▶

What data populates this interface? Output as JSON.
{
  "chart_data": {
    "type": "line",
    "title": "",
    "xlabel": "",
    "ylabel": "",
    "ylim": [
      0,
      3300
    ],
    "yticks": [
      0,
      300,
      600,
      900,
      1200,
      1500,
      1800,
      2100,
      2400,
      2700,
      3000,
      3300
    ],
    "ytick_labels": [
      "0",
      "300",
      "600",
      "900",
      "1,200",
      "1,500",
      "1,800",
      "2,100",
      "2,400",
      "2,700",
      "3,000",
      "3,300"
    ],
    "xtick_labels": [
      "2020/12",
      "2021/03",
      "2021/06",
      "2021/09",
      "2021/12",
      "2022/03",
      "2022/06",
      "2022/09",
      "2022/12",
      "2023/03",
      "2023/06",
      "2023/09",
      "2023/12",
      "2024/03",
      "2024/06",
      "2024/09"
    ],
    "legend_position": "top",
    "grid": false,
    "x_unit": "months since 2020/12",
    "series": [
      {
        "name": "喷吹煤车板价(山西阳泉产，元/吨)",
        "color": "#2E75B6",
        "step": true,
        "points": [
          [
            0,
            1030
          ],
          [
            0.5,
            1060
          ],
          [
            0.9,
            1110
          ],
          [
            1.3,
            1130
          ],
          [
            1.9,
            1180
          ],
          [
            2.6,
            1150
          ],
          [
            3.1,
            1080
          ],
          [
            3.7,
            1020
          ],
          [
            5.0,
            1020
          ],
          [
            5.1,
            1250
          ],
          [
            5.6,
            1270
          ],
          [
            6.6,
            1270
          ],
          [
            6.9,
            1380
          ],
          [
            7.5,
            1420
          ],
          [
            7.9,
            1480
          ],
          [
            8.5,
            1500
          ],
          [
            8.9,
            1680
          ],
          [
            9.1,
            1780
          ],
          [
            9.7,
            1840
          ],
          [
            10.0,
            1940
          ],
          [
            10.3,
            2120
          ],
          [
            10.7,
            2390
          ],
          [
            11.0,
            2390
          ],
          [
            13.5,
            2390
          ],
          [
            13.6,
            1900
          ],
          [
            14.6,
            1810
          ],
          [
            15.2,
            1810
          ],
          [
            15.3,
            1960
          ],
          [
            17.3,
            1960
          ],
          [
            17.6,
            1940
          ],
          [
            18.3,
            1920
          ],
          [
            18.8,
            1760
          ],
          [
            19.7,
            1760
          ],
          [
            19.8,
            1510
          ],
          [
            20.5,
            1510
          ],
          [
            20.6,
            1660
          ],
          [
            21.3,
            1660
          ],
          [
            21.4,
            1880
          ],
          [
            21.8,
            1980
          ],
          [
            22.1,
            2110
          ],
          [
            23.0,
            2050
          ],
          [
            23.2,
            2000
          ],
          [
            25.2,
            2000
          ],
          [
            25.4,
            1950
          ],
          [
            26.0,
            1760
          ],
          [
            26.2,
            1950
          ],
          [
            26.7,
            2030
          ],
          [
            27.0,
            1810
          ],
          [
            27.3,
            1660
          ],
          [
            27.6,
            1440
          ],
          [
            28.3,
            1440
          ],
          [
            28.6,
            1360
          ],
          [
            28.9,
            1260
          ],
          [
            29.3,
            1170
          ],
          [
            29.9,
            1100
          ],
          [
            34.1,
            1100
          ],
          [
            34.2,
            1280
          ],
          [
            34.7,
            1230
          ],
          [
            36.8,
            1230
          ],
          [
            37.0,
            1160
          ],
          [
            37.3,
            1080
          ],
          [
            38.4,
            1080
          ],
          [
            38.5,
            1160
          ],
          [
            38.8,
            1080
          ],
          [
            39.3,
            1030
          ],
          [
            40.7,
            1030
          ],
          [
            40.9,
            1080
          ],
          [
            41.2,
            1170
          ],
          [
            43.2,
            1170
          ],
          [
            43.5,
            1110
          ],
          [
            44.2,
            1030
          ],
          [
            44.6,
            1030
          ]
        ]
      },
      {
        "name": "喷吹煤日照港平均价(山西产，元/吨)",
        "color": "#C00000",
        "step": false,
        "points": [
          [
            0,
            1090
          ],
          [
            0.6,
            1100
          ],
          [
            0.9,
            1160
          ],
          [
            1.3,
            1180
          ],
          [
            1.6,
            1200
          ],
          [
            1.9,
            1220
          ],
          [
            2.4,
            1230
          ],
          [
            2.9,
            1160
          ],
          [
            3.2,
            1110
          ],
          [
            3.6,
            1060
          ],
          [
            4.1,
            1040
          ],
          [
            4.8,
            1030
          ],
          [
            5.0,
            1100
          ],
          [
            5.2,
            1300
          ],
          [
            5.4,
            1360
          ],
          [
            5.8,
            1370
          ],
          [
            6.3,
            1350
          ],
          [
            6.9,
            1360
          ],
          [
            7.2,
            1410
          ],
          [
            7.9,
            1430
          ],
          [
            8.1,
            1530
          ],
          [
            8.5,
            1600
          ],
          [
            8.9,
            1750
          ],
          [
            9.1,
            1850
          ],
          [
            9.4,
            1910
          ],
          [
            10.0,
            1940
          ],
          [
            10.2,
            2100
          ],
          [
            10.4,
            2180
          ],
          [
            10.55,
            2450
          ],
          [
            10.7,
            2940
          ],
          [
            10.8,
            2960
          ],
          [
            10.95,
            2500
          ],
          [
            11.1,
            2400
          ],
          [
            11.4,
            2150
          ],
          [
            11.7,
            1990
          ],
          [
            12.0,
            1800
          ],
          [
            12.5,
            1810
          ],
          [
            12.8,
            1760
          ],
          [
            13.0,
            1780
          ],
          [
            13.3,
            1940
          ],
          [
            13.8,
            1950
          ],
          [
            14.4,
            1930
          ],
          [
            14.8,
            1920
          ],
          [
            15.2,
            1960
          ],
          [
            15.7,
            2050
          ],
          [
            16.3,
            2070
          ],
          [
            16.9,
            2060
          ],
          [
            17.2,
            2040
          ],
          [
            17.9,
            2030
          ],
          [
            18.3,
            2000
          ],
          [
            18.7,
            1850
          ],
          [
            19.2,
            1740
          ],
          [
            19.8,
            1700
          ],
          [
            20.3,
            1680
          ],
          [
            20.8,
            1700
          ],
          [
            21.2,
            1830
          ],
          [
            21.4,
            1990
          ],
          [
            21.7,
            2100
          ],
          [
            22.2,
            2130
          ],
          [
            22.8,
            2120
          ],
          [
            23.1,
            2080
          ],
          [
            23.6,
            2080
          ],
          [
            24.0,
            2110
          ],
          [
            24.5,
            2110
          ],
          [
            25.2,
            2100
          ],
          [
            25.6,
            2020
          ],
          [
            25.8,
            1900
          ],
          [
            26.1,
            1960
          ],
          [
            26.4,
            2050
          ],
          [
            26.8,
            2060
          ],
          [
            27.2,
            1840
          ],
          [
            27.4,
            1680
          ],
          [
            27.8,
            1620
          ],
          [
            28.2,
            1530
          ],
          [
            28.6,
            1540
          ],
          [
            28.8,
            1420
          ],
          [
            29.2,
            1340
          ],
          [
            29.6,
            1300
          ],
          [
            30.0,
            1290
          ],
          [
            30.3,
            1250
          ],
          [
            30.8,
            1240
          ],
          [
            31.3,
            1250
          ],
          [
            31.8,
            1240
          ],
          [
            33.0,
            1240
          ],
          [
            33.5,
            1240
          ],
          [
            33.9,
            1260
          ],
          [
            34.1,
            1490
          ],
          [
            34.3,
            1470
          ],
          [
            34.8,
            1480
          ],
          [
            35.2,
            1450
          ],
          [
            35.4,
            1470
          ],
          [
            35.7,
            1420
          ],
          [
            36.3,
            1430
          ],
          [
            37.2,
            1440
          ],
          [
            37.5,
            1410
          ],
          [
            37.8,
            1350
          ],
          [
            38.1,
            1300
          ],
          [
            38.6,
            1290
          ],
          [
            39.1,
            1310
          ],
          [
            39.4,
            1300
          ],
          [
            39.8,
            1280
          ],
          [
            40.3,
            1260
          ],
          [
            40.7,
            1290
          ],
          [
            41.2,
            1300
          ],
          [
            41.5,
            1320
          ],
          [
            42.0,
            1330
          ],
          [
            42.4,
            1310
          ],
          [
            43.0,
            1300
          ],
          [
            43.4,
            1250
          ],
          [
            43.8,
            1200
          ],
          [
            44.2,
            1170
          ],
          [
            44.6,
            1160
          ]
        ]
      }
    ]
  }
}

◀

● WORK INSTRUCTIONS
Which lines include the word "name"? Copy every one of them.

● ANSWER BELOW
        "name": "喷吹煤车板价(山西阳泉产，元/吨)",
        "name": "喷吹煤日照港平均价(山西产，元/吨)",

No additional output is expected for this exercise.